DIRECTIONS FOR THIS TASK ::
Identify every line in the records below that contains the word "name", and copy each of those lines.

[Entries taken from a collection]
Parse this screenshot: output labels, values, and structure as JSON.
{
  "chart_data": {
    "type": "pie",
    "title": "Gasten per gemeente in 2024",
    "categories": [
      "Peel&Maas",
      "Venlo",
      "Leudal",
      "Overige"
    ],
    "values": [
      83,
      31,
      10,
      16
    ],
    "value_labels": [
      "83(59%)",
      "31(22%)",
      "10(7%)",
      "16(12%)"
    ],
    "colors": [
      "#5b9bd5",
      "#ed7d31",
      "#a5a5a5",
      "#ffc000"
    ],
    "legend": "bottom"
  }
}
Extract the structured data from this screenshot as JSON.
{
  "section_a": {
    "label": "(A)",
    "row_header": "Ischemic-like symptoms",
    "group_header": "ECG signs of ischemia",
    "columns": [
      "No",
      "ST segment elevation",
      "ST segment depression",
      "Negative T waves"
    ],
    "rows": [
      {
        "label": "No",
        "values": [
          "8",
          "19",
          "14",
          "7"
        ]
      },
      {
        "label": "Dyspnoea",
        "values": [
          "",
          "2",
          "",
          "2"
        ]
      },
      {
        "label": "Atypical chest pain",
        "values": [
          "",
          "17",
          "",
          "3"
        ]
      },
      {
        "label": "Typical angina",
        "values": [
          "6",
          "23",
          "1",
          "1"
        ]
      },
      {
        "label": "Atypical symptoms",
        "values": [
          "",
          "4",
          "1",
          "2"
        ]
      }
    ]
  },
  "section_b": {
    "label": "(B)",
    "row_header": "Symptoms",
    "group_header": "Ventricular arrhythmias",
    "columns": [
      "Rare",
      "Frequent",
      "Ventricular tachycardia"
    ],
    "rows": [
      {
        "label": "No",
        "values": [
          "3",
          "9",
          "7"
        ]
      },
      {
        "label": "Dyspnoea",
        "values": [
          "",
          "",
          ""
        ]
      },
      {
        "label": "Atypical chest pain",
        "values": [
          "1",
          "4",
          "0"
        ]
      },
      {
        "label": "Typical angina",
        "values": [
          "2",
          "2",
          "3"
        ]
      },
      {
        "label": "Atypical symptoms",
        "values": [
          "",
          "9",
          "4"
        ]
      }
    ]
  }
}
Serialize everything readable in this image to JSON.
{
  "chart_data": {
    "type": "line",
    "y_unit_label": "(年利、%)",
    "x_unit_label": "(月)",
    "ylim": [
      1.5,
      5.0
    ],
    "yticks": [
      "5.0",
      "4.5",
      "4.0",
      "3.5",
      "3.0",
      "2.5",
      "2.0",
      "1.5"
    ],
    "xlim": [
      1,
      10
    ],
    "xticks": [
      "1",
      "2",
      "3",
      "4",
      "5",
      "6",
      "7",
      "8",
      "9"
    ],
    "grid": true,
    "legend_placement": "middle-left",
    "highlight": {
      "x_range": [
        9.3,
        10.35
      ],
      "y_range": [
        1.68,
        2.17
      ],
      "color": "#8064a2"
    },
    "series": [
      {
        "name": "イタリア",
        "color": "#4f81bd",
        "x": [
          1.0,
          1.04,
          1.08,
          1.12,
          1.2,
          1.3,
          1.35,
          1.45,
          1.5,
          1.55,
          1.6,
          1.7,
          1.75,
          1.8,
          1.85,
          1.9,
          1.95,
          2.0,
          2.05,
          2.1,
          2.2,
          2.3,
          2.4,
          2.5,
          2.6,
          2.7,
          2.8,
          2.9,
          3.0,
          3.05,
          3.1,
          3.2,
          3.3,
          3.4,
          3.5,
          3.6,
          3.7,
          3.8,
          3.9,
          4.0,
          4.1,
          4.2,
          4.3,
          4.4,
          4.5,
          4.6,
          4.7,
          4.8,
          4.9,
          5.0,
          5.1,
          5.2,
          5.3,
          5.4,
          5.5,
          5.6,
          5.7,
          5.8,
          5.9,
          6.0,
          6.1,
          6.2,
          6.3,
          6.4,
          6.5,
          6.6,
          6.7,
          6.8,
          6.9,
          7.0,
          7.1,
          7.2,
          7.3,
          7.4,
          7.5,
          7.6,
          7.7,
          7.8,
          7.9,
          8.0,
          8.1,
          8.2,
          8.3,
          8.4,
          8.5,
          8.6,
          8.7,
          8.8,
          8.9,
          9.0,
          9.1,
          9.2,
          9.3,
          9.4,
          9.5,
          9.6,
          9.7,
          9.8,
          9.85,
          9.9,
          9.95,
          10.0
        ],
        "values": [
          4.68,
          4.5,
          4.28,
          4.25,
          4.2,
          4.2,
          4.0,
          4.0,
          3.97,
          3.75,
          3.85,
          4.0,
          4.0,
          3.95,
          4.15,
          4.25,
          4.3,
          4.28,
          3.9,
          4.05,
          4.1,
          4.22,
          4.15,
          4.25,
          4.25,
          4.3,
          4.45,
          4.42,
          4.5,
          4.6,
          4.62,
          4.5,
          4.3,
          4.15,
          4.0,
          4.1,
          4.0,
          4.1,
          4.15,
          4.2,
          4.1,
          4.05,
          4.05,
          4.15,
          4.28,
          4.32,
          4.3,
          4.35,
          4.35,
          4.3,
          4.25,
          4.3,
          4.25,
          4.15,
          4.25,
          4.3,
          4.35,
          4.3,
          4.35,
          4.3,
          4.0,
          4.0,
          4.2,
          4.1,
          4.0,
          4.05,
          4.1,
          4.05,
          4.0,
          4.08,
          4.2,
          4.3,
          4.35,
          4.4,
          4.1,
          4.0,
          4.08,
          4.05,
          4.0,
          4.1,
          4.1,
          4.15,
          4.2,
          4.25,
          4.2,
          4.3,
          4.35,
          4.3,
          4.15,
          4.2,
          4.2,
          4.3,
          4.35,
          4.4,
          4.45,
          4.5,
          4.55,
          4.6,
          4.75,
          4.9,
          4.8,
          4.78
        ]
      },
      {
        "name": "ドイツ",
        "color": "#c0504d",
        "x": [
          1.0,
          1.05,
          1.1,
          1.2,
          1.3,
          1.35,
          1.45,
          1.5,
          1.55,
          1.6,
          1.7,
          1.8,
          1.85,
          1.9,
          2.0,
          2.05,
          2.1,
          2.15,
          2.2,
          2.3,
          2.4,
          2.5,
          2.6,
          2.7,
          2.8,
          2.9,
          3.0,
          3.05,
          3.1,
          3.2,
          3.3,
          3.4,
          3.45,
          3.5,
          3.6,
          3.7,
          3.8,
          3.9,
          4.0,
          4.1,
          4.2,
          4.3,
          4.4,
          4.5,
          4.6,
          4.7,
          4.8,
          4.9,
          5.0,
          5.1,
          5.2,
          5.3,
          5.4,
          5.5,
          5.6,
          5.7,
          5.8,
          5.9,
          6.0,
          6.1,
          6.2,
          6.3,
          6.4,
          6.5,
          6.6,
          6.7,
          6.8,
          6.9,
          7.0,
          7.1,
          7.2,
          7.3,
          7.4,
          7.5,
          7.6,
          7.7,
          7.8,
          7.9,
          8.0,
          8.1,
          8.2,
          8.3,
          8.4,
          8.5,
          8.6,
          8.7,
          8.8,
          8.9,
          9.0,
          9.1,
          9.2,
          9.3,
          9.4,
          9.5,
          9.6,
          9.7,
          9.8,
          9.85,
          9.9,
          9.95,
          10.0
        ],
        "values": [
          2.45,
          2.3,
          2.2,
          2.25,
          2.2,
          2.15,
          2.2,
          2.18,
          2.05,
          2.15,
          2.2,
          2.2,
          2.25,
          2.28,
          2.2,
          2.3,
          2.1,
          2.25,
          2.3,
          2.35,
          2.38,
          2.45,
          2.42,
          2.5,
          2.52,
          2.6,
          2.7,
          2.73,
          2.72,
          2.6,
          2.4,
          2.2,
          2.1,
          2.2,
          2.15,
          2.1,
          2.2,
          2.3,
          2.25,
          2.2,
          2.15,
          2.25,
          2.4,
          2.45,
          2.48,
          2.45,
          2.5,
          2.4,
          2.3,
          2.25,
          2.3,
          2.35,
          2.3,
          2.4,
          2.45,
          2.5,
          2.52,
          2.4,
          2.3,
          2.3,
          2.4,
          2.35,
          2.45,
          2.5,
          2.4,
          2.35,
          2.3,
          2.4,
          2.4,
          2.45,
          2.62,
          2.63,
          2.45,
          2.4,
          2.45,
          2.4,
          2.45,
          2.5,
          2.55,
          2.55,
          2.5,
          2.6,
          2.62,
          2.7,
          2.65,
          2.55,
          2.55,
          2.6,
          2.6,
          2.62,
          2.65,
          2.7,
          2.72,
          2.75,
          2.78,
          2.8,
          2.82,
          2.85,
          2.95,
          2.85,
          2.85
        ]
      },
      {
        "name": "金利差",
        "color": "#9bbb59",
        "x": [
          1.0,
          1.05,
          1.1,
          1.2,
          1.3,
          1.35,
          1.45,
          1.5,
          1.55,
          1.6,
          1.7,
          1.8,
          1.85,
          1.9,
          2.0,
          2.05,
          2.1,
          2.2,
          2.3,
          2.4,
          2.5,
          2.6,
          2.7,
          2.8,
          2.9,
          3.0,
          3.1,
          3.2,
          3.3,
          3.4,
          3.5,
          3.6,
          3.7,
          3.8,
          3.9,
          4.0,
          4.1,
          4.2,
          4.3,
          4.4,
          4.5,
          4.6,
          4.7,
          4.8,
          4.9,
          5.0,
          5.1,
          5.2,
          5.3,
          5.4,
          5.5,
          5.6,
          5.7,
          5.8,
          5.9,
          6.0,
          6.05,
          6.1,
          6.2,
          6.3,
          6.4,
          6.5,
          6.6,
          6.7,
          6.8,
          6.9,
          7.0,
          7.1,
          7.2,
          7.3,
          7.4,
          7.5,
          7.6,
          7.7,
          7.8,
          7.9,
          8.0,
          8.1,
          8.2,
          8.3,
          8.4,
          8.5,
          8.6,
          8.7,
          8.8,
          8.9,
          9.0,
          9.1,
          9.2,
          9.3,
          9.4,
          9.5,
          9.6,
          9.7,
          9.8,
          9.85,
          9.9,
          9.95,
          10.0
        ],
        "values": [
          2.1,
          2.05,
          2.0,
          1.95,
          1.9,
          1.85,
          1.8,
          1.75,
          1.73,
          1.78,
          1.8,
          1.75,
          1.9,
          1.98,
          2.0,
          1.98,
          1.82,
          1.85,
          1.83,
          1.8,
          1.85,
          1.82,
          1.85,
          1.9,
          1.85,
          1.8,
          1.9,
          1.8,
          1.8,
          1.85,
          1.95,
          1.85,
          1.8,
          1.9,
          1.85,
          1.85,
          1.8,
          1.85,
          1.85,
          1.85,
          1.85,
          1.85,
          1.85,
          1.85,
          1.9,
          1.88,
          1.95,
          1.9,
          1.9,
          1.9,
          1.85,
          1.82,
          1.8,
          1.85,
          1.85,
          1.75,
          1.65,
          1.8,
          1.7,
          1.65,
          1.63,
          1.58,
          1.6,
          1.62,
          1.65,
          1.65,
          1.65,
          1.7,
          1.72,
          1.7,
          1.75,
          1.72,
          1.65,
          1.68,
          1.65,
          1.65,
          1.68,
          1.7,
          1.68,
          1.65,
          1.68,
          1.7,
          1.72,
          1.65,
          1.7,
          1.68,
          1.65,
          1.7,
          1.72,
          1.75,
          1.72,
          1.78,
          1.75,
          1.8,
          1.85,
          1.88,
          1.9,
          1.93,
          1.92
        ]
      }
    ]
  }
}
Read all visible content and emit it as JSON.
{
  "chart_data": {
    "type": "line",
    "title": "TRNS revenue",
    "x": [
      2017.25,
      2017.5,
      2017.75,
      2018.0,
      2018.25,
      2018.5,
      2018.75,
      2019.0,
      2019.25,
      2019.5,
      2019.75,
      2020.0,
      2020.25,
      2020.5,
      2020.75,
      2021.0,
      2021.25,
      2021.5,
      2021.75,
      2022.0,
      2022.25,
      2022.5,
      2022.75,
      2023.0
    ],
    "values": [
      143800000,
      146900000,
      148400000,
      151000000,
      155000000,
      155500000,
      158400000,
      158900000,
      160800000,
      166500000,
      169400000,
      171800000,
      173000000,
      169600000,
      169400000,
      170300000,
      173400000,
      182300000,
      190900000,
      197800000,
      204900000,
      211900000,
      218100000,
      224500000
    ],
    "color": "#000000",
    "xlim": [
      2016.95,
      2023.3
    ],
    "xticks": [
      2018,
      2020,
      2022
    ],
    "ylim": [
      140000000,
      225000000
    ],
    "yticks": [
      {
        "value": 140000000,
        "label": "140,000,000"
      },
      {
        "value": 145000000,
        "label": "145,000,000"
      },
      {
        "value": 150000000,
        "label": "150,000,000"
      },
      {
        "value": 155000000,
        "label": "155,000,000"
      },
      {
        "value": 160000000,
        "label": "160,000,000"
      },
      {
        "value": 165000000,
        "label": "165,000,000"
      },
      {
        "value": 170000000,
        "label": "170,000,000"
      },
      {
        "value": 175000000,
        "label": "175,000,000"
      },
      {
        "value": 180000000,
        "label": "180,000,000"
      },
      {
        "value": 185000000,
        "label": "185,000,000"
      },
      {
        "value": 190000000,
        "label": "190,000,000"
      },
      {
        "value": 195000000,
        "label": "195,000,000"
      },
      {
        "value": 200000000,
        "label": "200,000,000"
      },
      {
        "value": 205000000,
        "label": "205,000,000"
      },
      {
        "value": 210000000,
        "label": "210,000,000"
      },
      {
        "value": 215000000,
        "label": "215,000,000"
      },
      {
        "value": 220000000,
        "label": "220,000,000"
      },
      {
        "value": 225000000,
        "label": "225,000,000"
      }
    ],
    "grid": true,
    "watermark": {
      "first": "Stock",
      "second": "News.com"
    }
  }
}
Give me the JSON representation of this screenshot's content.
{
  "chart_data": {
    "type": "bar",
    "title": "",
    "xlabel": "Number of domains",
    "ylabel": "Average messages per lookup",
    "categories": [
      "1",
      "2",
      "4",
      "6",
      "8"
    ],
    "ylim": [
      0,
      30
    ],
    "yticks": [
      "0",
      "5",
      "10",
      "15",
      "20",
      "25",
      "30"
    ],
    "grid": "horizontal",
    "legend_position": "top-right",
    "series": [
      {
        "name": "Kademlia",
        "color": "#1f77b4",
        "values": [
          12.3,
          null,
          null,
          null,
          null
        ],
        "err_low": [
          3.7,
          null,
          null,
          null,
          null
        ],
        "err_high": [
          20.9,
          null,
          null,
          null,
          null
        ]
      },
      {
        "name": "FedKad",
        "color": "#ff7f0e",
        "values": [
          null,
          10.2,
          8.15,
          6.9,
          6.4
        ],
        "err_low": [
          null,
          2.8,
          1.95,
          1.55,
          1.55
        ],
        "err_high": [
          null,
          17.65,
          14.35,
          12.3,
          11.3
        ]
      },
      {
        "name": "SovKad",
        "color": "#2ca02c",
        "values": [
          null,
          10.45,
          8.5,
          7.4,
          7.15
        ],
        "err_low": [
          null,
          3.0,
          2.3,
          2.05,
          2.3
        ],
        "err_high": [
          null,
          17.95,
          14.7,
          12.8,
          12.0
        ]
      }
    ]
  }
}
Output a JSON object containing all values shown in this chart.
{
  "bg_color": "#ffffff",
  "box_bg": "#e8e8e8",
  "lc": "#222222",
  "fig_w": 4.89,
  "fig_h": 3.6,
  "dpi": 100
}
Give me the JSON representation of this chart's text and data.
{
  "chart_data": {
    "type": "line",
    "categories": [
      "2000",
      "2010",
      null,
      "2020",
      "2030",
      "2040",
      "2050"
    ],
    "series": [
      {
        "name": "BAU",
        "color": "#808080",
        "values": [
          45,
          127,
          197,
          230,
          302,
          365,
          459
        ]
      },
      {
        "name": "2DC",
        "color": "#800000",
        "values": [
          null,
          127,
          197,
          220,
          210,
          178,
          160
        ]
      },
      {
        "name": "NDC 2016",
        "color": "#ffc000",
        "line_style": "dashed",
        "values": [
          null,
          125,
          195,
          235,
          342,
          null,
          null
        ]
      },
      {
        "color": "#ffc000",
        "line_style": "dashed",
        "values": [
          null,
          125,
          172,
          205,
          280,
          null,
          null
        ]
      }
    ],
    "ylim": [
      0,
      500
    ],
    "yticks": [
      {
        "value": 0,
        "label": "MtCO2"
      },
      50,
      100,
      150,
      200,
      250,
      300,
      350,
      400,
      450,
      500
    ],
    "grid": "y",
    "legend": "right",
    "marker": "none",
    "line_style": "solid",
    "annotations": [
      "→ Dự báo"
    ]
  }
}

FINISHED ANSWER ::
        "name": "イタリア",
        "name": "ドイツ",
        "name": "金利差",
        "name": "Kademlia",
        "name": "FedKad",
        "name": "SovKad",
        "name": "BAU",
        "name": "2DC",
        "name": "NDC 2016",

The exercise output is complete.